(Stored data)
-=-=-
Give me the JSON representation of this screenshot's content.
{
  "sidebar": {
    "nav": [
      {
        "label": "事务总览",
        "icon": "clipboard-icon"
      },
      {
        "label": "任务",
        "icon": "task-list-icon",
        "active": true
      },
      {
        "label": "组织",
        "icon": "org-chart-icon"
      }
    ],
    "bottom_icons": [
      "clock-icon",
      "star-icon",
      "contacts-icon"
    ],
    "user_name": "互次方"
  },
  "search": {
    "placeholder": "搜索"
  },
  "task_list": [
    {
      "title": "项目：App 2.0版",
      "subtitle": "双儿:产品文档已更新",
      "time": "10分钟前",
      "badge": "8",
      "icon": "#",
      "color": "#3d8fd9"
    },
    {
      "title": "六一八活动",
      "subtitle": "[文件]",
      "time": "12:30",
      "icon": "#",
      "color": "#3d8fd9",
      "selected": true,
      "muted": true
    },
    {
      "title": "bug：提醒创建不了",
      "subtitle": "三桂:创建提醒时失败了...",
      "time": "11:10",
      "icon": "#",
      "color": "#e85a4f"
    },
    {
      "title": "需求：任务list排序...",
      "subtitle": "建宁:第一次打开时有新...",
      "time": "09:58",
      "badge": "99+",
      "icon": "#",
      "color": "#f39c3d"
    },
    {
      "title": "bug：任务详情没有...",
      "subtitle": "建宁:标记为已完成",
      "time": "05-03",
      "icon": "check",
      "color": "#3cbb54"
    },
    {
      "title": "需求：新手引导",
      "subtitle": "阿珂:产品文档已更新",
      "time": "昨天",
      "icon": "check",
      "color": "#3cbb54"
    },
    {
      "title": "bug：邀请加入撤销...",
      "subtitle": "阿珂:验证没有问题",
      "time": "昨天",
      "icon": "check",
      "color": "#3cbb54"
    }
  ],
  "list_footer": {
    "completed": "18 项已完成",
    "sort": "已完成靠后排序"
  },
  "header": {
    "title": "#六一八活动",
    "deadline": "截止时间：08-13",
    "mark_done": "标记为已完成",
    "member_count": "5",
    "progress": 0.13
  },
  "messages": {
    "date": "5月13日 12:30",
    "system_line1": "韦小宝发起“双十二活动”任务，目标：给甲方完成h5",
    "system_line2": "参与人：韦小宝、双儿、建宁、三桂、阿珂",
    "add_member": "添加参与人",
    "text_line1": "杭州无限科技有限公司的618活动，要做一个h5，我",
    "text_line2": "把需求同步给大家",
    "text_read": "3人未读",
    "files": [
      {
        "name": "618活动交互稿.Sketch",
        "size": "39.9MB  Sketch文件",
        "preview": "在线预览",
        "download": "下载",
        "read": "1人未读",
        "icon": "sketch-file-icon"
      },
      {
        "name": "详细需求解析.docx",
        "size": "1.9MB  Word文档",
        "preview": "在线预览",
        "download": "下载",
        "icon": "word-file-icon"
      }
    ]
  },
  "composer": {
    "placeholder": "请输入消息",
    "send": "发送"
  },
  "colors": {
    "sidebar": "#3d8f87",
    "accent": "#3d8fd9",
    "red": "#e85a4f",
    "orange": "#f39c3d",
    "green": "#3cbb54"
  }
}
-=-=-
#### [TASK]
In the listing, find all lines with the string "time" and copy them.

#### [FULL SOLUTION]
      "time": "10分钟前",
      "time": "12:30",
      "time": "11:10",
      "time": "09:58",
      "time": "05-03",
      "time": "昨天",
      "time": "昨天",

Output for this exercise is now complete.